● **The task**
Search the data below for the string "Suspended". Extract every line that contains it.

>>>

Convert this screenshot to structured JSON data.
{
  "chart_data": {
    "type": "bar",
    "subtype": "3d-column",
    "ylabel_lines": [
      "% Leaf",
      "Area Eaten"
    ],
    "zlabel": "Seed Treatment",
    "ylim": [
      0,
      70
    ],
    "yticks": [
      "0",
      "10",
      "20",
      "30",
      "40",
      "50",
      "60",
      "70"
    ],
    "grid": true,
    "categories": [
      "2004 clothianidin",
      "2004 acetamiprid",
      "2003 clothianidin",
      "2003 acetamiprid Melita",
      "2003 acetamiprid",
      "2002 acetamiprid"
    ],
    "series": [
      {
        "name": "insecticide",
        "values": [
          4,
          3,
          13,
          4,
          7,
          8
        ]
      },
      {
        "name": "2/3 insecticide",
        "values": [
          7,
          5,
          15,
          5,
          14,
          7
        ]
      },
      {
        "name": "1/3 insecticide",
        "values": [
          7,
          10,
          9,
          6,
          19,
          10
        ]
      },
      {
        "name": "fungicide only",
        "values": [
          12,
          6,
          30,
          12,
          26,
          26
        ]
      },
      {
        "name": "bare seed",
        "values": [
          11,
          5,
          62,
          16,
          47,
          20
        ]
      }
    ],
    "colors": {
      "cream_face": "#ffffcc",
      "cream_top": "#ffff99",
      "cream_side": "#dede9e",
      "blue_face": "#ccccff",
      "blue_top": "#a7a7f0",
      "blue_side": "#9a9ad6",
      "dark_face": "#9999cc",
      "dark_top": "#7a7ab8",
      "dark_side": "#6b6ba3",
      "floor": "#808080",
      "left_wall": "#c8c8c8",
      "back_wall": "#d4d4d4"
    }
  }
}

<<<
>>>

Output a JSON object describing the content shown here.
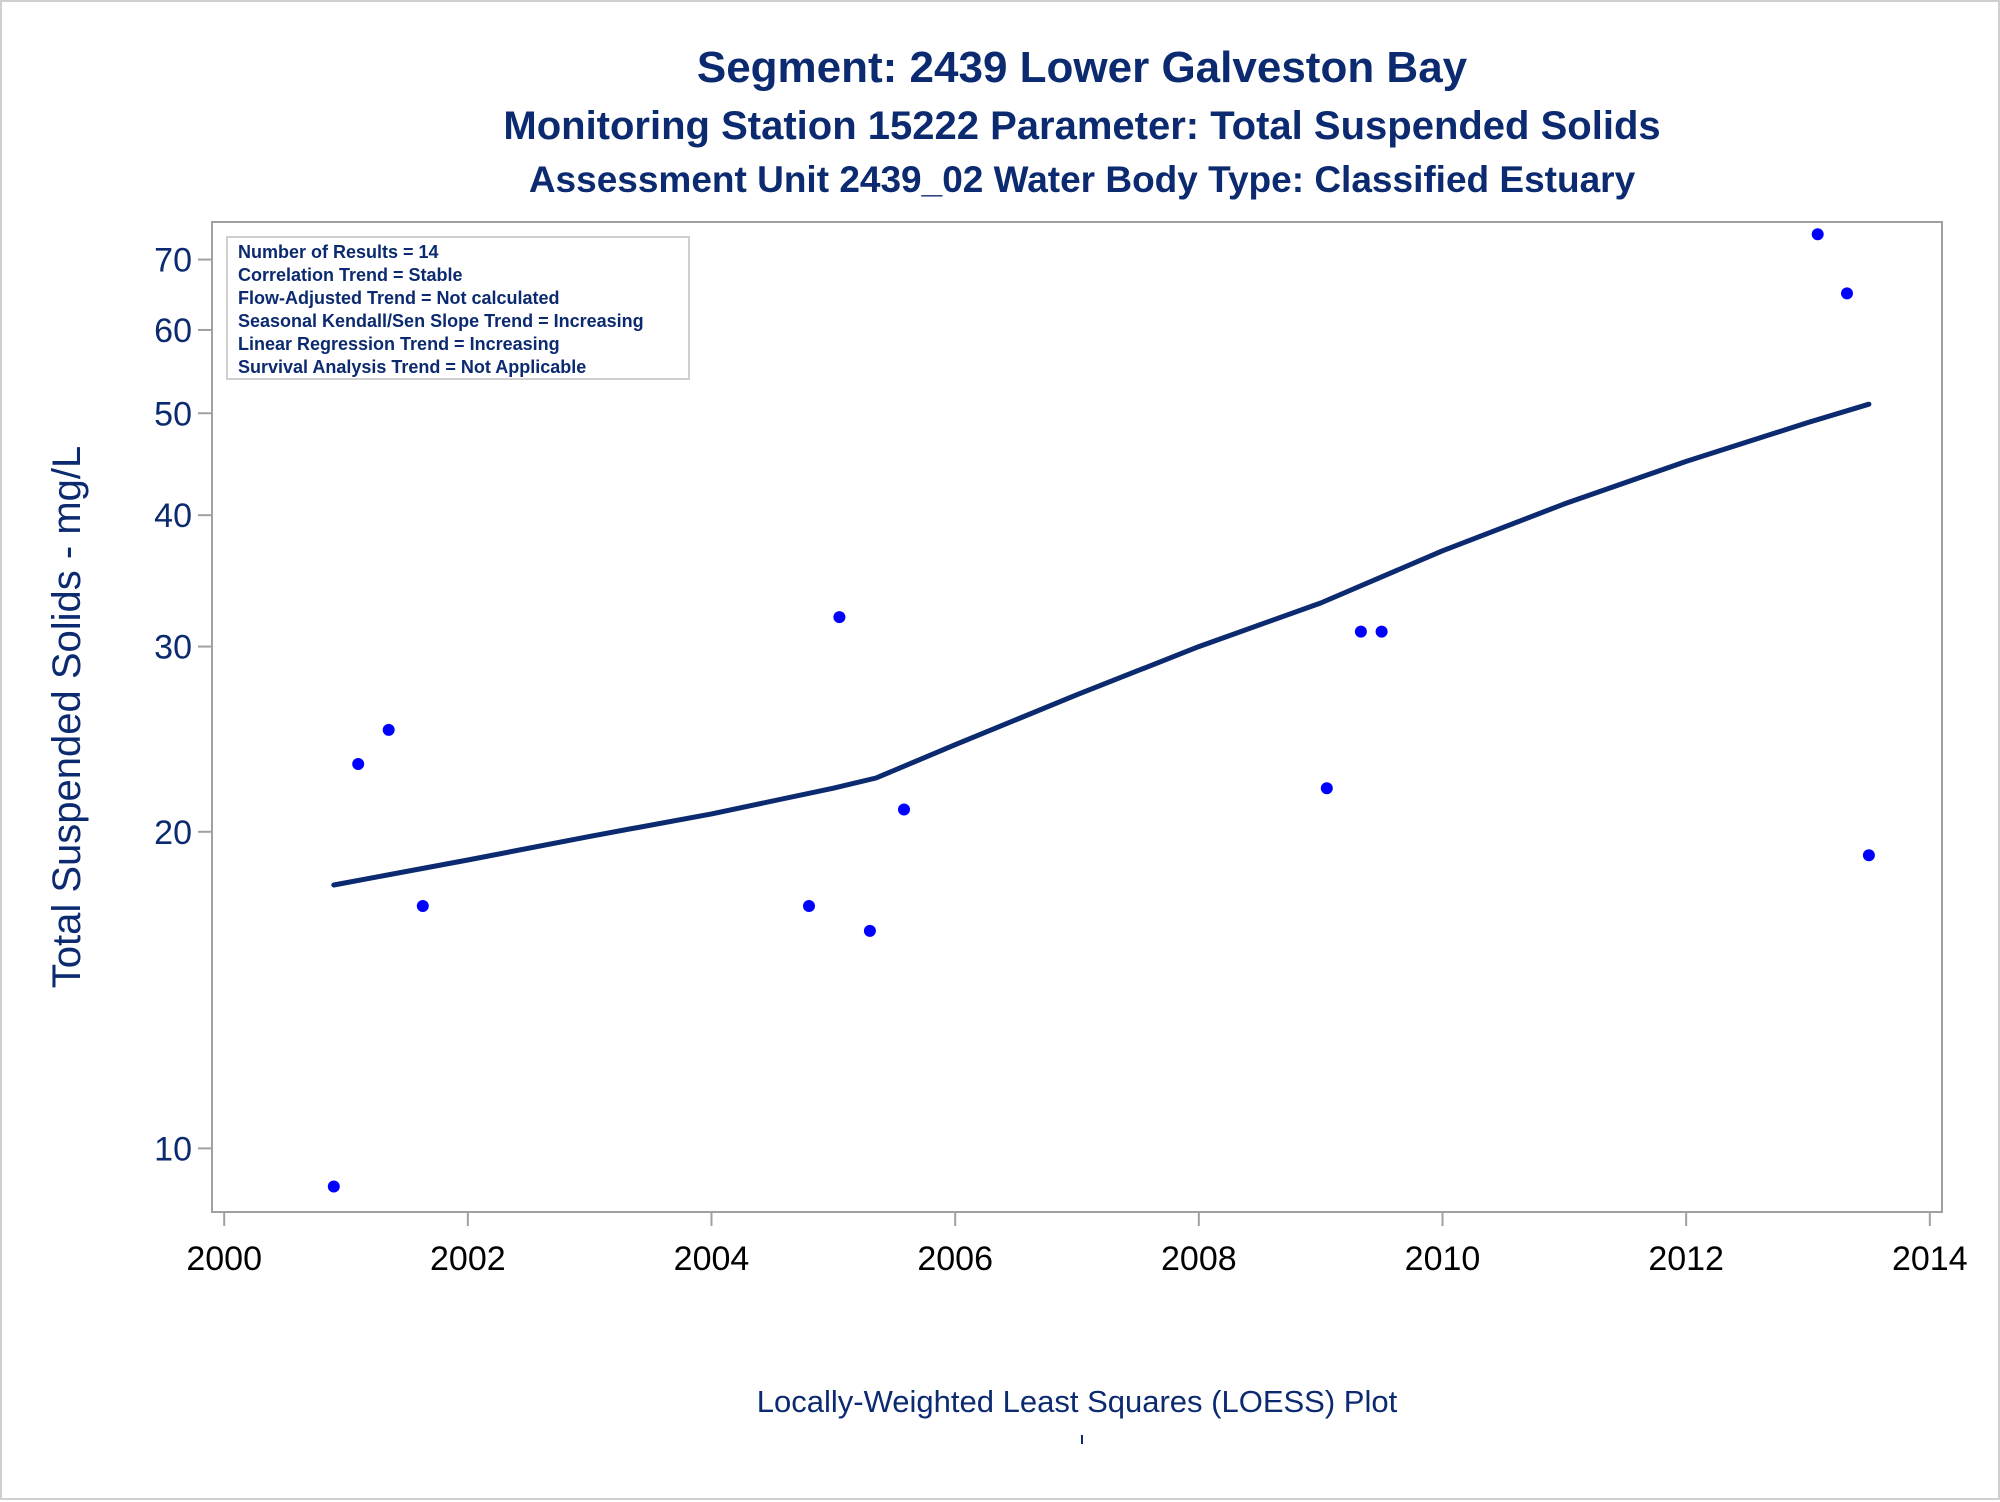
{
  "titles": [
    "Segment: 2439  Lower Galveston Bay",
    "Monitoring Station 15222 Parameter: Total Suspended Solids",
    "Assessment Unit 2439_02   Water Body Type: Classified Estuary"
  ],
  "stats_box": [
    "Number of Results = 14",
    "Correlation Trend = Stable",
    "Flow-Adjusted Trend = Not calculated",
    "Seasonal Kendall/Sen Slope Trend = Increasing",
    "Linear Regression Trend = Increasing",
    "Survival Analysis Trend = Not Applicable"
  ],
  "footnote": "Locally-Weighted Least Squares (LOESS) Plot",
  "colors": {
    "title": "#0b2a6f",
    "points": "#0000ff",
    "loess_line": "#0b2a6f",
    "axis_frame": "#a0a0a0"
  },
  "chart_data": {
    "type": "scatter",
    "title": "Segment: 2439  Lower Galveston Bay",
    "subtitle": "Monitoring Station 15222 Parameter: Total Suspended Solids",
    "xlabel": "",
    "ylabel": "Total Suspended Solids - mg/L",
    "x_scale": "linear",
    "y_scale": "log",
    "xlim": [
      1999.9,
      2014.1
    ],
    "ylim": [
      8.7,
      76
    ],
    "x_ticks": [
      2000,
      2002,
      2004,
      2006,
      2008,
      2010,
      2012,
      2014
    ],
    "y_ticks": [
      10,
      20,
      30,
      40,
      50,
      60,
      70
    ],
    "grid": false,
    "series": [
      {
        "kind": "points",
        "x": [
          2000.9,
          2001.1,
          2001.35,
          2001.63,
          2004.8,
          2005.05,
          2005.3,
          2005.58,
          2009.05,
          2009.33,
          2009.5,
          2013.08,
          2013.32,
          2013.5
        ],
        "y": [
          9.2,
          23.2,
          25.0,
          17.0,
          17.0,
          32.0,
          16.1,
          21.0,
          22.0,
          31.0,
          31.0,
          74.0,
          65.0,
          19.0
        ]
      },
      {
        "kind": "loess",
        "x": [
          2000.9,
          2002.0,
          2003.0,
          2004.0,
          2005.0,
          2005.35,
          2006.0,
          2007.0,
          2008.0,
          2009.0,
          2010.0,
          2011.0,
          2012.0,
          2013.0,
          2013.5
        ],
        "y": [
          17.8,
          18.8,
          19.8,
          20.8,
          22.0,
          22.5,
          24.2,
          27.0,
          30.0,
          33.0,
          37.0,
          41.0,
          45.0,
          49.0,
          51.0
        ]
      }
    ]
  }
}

<<<

● **In response**
    "Monitoring Station 15222 Parameter: Total Suspended Solids",
    "subtitle": "Monitoring Station 15222 Parameter: Total Suspended Solids",
    "ylabel": "Total Suspended Solids - mg/L",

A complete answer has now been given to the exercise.